### [To be done]
Go through the entries below and pick out every line with "Preis".

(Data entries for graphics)
# # #
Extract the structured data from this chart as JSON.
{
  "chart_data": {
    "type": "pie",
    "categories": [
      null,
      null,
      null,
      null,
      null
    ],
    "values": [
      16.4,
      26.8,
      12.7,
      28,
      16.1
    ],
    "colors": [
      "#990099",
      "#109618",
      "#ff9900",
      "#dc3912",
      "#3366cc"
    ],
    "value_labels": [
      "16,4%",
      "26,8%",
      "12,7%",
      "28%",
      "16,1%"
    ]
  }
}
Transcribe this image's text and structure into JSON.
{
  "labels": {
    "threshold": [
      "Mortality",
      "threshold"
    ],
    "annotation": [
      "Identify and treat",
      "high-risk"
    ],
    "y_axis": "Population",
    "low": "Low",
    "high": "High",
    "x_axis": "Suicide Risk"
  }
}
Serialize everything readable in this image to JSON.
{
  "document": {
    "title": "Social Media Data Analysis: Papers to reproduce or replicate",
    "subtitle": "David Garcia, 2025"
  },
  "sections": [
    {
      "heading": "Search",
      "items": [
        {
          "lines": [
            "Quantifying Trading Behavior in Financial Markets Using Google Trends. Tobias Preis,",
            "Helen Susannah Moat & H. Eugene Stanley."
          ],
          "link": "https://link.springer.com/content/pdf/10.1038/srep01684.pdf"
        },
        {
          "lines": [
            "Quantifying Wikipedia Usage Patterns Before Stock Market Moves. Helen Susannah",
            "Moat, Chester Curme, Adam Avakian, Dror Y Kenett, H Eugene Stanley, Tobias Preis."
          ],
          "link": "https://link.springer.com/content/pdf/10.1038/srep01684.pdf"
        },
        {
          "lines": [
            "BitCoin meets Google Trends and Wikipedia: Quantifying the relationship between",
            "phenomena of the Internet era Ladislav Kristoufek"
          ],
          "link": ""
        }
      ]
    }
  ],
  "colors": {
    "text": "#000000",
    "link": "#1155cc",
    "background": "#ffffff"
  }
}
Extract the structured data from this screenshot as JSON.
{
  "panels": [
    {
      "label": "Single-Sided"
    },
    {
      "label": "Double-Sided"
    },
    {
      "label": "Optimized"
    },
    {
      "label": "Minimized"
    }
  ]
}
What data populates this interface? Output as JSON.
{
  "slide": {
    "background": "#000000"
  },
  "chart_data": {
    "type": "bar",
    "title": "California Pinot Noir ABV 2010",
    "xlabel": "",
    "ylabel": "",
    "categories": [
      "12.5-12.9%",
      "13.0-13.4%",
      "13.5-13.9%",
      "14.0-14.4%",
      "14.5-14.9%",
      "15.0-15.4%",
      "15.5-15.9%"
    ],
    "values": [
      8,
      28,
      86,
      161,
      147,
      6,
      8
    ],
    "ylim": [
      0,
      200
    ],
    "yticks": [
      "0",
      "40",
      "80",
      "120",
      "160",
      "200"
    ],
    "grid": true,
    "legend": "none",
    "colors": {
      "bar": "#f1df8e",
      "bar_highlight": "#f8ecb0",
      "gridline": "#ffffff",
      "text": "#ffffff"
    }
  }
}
# # #
### [Written answer]
            "Quantifying Trading Behavior in Financial Markets Using Google Trends. Tobias Preis,",
            "Moat, Chester Curme, Adam Avakian, Dror Y Kenett, H Eugene Stanley, Tobias Preis."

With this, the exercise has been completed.